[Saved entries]

* * *

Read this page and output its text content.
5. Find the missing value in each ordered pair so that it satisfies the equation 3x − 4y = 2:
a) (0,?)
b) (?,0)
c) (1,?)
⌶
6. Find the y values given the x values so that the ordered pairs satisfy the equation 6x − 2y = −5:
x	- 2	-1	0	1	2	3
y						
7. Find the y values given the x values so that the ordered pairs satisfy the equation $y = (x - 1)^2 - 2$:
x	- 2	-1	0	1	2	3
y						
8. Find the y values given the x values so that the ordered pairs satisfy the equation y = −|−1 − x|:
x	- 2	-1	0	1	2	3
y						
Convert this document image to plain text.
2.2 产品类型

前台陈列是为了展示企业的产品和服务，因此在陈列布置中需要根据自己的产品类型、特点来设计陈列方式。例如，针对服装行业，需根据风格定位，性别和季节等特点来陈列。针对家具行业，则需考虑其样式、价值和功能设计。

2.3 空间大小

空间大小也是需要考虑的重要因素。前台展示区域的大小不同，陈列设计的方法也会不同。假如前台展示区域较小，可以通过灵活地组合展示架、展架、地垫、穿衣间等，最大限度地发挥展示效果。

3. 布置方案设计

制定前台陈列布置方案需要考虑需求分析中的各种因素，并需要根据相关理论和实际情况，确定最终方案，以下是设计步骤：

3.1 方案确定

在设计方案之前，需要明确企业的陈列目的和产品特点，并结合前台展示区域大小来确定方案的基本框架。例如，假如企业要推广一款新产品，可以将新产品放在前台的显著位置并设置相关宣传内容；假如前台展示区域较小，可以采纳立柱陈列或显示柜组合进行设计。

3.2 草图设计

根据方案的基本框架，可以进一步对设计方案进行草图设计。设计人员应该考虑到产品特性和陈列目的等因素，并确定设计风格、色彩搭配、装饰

* * *

What is expected:
Exactly and exclusively, repeat the lines from the line that contains "Convert this document image to plain text." through the end of the records, both ends included.

Finished task:
Convert this document image to plain text.
2.2 产品类型

前台陈列是为了展示企业的产品和服务，因此在陈列布置中需要根据自己的产品类型、特点来设计陈列方式。例如，针对服装行业，需根据风格定位，性别和季节等特点来陈列。针对家具行业，则需考虑其样式、价值和功能设计。

2.3 空间大小

空间大小也是需要考虑的重要因素。前台展示区域的大小不同，陈列设计的方法也会不同。假如前台展示区域较小，可以通过灵活地组合展示架、展架、地垫、穿衣间等，最大限度地发挥展示效果。

3. 布置方案设计

制定前台陈列布置方案需要考虑需求分析中的各种因素，并需要根据相关理论和实际情况，确定最终方案，以下是设计步骤：

3.1 方案确定

在设计方案之前，需要明确企业的陈列目的和产品特点，并结合前台展示区域大小来确定方案的基本框架。例如，假如企业要推广一款新产品，可以将新产品放在前台的显著位置并设置相关宣传内容；假如前台展示区域较小，可以采纳立柱陈列或显示柜组合进行设计。

3.2 草图设计

根据方案的基本框架，可以进一步对设计方案进行草图设计。设计人员应该考虑到产品特性和陈列目的等因素，并确定设计风格、色彩搭配、装饰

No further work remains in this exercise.